[START]
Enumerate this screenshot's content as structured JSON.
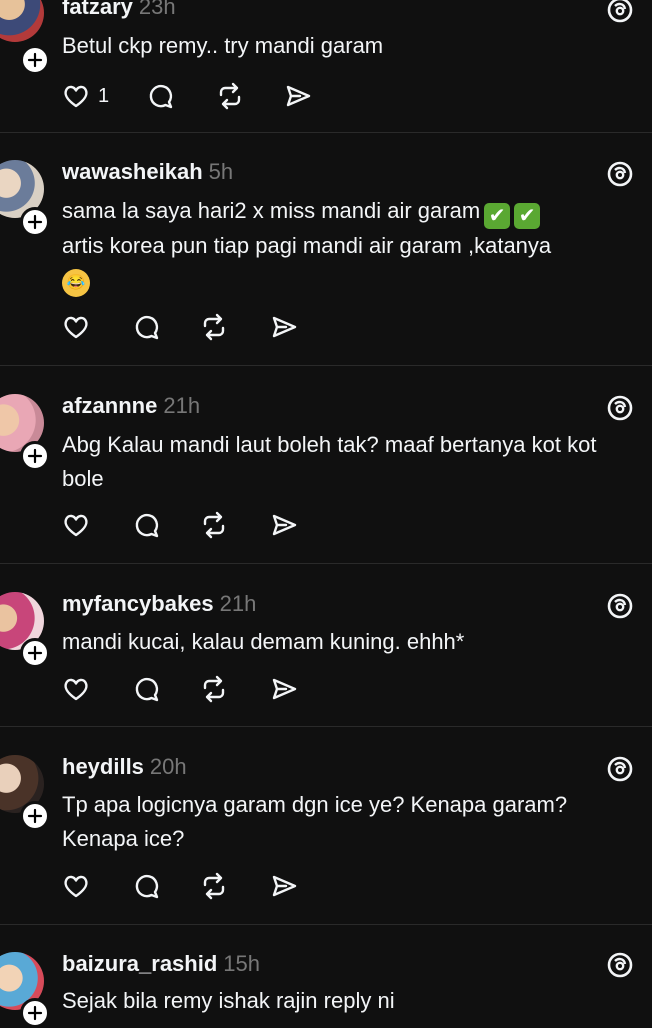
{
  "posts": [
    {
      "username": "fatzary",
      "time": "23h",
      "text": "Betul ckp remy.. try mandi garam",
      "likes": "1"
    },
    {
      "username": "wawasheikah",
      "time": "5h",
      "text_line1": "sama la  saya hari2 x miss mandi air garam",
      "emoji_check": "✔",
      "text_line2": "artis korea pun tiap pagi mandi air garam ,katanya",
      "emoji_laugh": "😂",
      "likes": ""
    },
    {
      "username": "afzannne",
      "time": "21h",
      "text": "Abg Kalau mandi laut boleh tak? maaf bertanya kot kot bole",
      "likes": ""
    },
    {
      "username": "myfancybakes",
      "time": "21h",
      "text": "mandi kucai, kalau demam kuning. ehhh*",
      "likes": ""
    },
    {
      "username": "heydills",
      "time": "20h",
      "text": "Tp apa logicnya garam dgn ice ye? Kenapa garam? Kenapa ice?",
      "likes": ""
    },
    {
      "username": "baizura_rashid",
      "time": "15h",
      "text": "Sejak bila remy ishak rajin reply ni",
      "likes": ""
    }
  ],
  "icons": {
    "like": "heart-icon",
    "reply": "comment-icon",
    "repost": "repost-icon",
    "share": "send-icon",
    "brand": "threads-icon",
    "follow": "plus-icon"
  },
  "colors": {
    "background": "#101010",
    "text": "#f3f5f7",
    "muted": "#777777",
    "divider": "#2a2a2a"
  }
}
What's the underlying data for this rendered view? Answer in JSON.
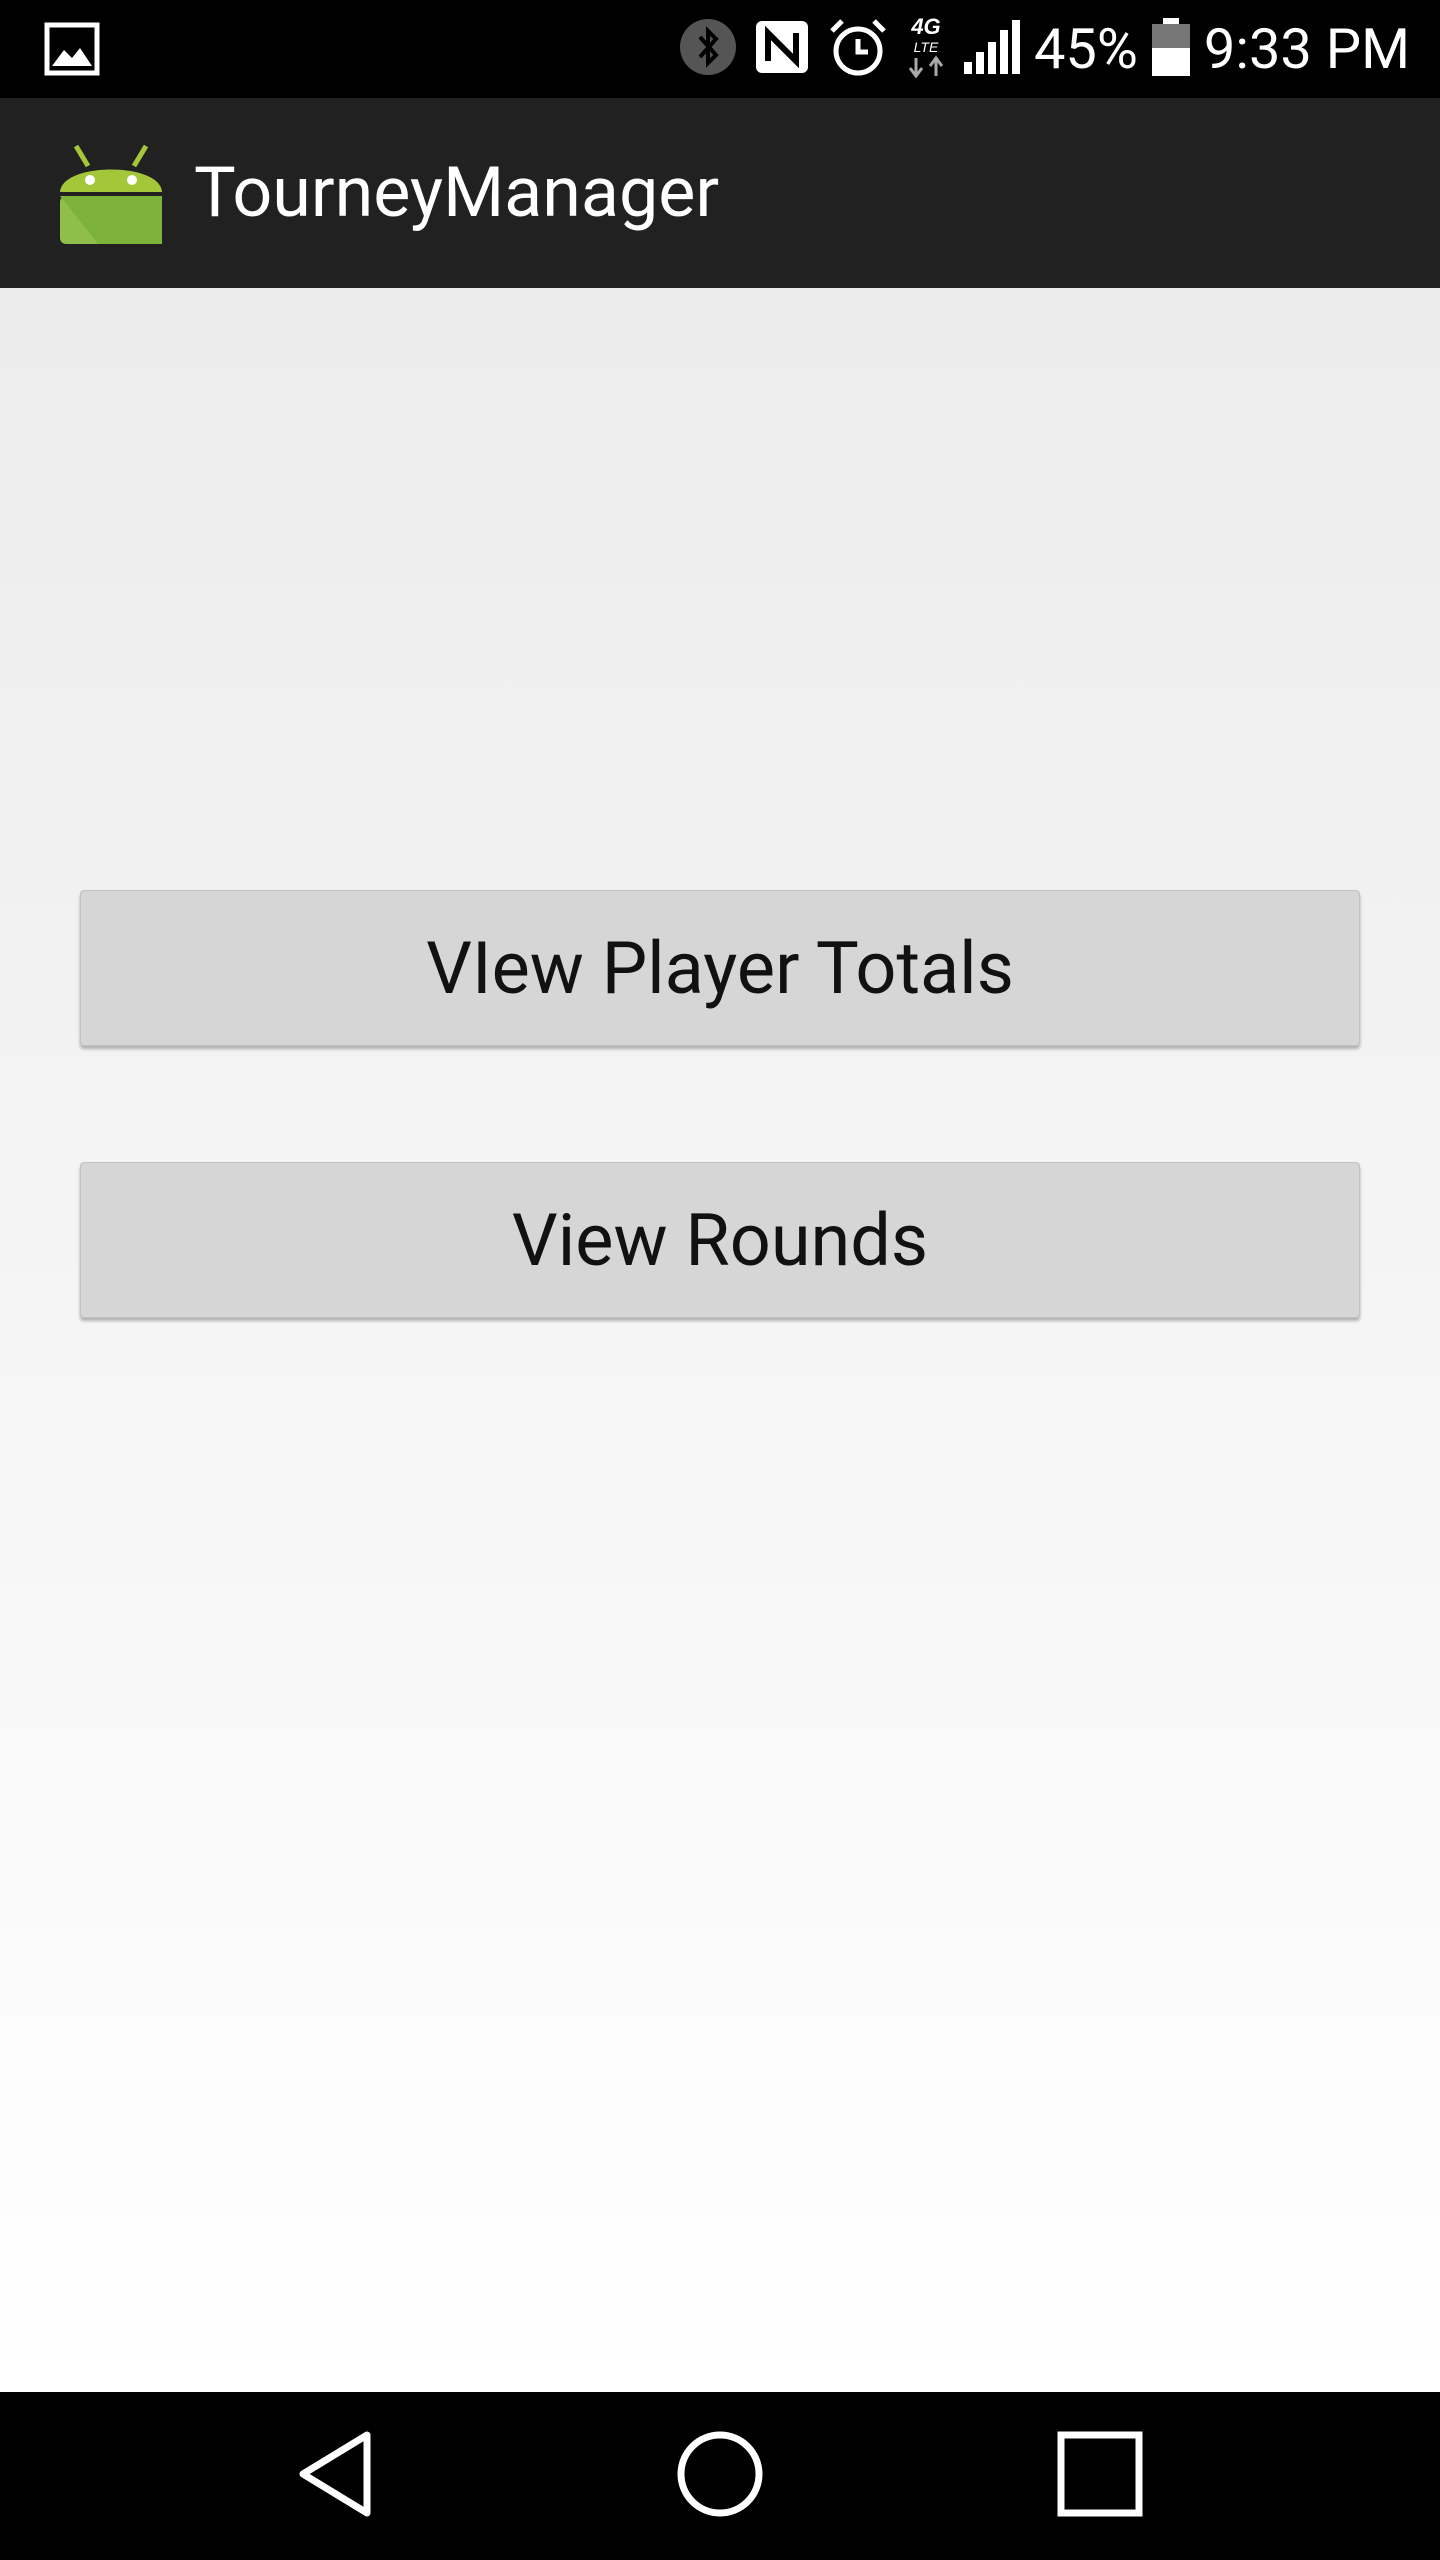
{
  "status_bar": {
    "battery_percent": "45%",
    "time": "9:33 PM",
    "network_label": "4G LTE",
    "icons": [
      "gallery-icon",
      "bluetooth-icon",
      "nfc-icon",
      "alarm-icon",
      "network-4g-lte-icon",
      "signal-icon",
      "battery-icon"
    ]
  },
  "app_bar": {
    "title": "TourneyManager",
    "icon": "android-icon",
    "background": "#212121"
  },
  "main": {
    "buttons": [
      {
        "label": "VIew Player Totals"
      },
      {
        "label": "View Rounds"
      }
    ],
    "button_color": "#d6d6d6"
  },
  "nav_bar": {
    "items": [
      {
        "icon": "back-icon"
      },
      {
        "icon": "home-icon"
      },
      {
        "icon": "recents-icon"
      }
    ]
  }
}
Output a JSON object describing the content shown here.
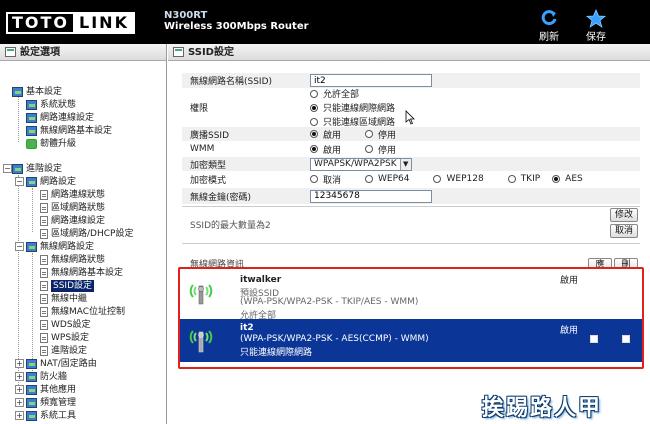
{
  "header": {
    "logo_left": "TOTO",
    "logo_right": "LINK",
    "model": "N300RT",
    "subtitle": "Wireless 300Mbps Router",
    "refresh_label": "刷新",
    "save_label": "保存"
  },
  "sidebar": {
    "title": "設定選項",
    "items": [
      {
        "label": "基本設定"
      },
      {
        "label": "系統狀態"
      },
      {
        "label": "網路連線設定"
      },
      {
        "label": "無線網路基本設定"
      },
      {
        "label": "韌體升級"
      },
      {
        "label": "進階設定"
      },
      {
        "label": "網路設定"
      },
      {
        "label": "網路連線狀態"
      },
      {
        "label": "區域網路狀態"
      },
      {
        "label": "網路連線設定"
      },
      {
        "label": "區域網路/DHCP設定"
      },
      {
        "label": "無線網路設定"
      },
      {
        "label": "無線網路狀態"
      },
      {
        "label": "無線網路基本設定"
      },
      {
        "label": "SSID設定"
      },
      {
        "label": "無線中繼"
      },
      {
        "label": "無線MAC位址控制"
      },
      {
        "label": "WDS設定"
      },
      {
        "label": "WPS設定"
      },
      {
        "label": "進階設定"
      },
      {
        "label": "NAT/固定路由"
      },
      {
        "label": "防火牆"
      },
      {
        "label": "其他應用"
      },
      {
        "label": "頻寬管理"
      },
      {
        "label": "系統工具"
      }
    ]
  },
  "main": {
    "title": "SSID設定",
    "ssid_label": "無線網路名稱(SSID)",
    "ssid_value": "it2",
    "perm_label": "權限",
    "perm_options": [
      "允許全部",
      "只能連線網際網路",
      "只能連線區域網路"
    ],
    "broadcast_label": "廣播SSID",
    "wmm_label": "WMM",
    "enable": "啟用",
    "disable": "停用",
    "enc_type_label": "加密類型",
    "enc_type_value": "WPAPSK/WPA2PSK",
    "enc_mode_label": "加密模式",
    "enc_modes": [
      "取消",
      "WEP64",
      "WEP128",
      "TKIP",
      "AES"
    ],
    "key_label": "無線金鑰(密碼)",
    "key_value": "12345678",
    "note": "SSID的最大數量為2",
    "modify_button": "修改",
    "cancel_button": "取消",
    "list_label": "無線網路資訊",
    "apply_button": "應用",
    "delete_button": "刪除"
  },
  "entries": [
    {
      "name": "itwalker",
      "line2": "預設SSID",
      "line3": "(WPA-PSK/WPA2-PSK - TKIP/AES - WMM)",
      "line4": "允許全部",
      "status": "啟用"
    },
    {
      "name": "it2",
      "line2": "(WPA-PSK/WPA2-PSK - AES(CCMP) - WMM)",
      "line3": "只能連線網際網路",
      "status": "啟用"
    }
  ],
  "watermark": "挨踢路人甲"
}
[END]
• [THE REQUEST]: Reproduce every record word for word. The copy must contain no pictures.

• [ANSWER BELOW]:
Enumerate this screenshot's content as structured JSON.
{
  "posts": [
    {
      "username": "fatzary",
      "time": "23h",
      "text": "Betul ckp remy.. try mandi garam",
      "likes": "1"
    },
    {
      "username": "wawasheikah",
      "time": "5h",
      "text_line1": "sama la  saya hari2 x miss mandi air garam",
      "emoji_check": "✔",
      "text_line2": "artis korea pun tiap pagi mandi air garam ,katanya",
      "emoji_laugh": "😂",
      "likes": ""
    },
    {
      "username": "afzannne",
      "time": "21h",
      "text": "Abg Kalau mandi laut boleh tak? maaf bertanya kot kot bole",
      "likes": ""
    },
    {
      "username": "myfancybakes",
      "time": "21h",
      "text": "mandi kucai, kalau demam kuning. ehhh*",
      "likes": ""
    },
    {
      "username": "heydills",
      "time": "20h",
      "text": "Tp apa logicnya garam dgn ice ye? Kenapa garam? Kenapa ice?",
      "likes": ""
    },
    {
      "username": "baizura_rashid",
      "time": "15h",
      "text": "Sejak bila remy ishak rajin reply ni",
      "likes": ""
    }
  ],
  "icons": {
    "like": "heart-icon",
    "reply": "comment-icon",
    "repost": "repost-icon",
    "share": "send-icon",
    "brand": "threads-icon",
    "follow": "plus-icon"
  },
  "colors": {
    "background": "#101010",
    "text": "#f3f5f7",
    "muted": "#777777",
    "divider": "#2a2a2a"
  }
}
What's the underlying data for this rendered view? Answer in JSON.
{
  "status_bar": {
    "battery_percent": "45%",
    "time": "9:33 PM",
    "network_label": "4G LTE",
    "icons": [
      "gallery-icon",
      "bluetooth-icon",
      "nfc-icon",
      "alarm-icon",
      "network-4g-lte-icon",
      "signal-icon",
      "battery-icon"
    ]
  },
  "app_bar": {
    "title": "TourneyManager",
    "icon": "android-icon",
    "background": "#212121"
  },
  "main": {
    "buttons": [
      {
        "label": "VIew Player Totals"
      },
      {
        "label": "View Rounds"
      }
    ],
    "button_color": "#d6d6d6"
  },
  "nav_bar": {
    "items": [
      {
        "icon": "back-icon"
      },
      {
        "icon": "home-icon"
      },
      {
        "icon": "recents-icon"
      }
    ]
  }
}
Output a JSON object describing the content shown here.
{
  "header": {
    "logo_left": "TOTO",
    "logo_right": "LINK",
    "model": "N300RT",
    "subtitle": "Wireless 300Mbps Router",
    "refresh_label": "刷新",
    "save_label": "保存"
  },
  "sidebar": {
    "title": "設定選項",
    "items": [
      {
        "label": "基本設定"
      },
      {
        "label": "系統狀態"
      },
      {
        "label": "網路連線設定"
      },
      {
        "label": "無線網路基本設定"
      },
      {
        "label": "韌體升級"
      },
      {
        "label": "進階設定"
      },
      {
        "label": "網路設定"
      },
      {
        "label": "網路連線狀態"
      },
      {
        "label": "區域網路狀態"
      },
      {
        "label": "網路連線設定"
      },
      {
        "label": "區域網路/DHCP設定"
      },
      {
        "label": "無線網路設定"
      },
      {
        "label": "無線網路狀態"
      },
      {
        "label": "無線網路基本設定"
      },
      {
        "label": "SSID設定"
      },
      {
        "label": "無線中繼"
      },
      {
        "label": "無線MAC位址控制"
      },
      {
        "label": "WDS設定"
      },
      {
        "label": "WPS設定"
      },
      {
        "label": "進階設定"
      },
      {
        "label": "NAT/固定路由"
      },
      {
        "label": "防火牆"
      },
      {
        "label": "其他應用"
      },
      {
        "label": "頻寬管理"
      },
      {
        "label": "系統工具"
      }
    ]
  },
  "main": {
    "title": "SSID設定",
    "ssid_label": "無線網路名稱(SSID)",
    "ssid_value": "it2",
    "perm_label": "權限",
    "perm_options": [
      "允許全部",
      "只能連線網際網路",
      "只能連線區域網路"
    ],
    "broadcast_label": "廣播SSID",
    "wmm_label": "WMM",
    "enable": "啟用",
    "disable": "停用",
    "enc_type_label": "加密類型",
    "enc_type_value": "WPAPSK/WPA2PSK",
    "enc_mode_label": "加密模式",
    "enc_modes": [
      "取消",
      "WEP64",
      "WEP128",
      "TKIP",
      "AES"
    ],
    "key_label": "無線金鑰(密碼)",
    "key_value": "12345678",
    "note": "SSID的最大數量為2",
    "modify_button": "修改",
    "cancel_button": "取消",
    "list_label": "無線網路資訊",
    "apply_button": "應用",
    "delete_button": "刪除"
  },
  "entries": [
    {
      "name": "itwalker",
      "line2": "預設SSID",
      "line3": "(WPA-PSK/WPA2-PSK - TKIP/AES - WMM)",
      "line4": "允許全部",
      "status": "啟用"
    },
    {
      "name": "it2",
      "line2": "(WPA-PSK/WPA2-PSK - AES(CCMP) - WMM)",
      "line3": "只能連線網際網路",
      "status": "啟用"
    }
  ],
  "watermark": "挨踢路人甲"
}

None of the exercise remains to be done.